**Trecho do texto:**

========================================

As abstenções, nulos e brancos somados estão espalhadas de forma relativamente homogênea por todas as zonas eleitorais de São Paulo. A zona com menor índice é Socorro, com 35,3% e a com maior índice é Bela Vista com 43,2%. Ou seja, um intervalo pequeno. As zonas com maior incidência de abstenções, nulos e brancos estão na área central da cidade: Bela Vista, Jardim Paulista e Santa Ifigênia, que, apesar de contíguas, têm perfis de voto diferentes. Bela Vista é onde Guilherme Boulos (PSOL) teve seu melhor desempenho nos dois turnos, Santa Ifigênia foi uma zona muito disputada entre os candidatos e Jardim Paulista registrou vitórias de Nunes em ambos os turnos, ainda que com pouco crescimento relativo do primeiro para o segundo. Se fosse um candidato, a soma das abstenções, brancos e nulos teria vencido em 42 das 57 zonas eleitorais da cidade.

========================================

**Objetivo da tarefa:**
No trecho sobre abstenções, nulos e brancos em São Paulo, qual zona eleitoral apresentou o menor índice? Baseie-se somente no trecho para responder.

========================================

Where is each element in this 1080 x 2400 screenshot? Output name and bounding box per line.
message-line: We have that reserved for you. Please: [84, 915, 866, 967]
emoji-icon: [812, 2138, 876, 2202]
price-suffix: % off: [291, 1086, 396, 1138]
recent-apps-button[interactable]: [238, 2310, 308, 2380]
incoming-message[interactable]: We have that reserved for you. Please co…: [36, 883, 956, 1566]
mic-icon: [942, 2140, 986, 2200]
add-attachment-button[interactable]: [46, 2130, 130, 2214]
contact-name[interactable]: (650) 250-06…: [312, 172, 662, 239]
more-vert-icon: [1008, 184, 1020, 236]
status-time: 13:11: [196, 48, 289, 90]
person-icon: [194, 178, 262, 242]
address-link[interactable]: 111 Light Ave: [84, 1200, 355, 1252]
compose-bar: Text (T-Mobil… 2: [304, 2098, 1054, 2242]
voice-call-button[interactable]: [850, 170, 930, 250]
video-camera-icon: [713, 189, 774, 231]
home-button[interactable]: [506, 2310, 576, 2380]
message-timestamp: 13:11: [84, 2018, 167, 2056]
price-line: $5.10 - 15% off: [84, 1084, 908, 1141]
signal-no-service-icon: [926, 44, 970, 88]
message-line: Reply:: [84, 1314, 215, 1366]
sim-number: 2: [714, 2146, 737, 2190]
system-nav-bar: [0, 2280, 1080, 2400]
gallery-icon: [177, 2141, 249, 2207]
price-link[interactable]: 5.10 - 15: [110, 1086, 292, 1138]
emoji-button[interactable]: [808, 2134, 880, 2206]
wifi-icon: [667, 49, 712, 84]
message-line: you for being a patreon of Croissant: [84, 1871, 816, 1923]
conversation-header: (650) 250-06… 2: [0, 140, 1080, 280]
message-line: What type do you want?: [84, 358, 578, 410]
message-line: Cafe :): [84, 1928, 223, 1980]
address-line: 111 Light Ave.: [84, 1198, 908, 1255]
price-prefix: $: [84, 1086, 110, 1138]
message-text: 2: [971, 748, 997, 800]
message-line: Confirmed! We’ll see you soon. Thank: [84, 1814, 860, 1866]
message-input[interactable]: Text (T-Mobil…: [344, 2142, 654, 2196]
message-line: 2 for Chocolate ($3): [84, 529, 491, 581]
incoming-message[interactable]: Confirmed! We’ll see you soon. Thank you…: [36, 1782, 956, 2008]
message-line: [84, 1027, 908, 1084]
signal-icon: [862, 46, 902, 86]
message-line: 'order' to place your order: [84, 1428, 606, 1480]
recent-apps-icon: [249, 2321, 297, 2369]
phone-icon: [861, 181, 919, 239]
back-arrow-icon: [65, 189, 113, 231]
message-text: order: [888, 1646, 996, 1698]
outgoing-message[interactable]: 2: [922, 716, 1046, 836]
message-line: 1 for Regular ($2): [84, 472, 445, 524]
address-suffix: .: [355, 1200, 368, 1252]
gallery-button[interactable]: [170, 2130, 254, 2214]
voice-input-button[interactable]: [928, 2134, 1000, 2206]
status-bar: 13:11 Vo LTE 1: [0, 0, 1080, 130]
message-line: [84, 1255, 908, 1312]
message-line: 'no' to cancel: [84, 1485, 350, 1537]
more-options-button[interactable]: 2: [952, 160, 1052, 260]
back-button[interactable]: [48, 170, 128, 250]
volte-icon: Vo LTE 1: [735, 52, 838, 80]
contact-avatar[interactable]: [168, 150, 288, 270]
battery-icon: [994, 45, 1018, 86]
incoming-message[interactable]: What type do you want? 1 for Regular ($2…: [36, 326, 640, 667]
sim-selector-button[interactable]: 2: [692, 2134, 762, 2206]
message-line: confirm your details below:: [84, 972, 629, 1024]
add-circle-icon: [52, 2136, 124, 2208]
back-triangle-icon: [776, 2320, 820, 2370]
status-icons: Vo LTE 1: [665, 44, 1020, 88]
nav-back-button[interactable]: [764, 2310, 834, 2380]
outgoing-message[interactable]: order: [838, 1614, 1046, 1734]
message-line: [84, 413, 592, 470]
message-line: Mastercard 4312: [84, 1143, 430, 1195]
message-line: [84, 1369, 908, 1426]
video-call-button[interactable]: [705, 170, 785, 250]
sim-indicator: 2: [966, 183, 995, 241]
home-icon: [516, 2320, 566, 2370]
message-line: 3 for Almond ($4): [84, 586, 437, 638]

========================================

**Exercício resolvido:**
Socorro, com 35,3%.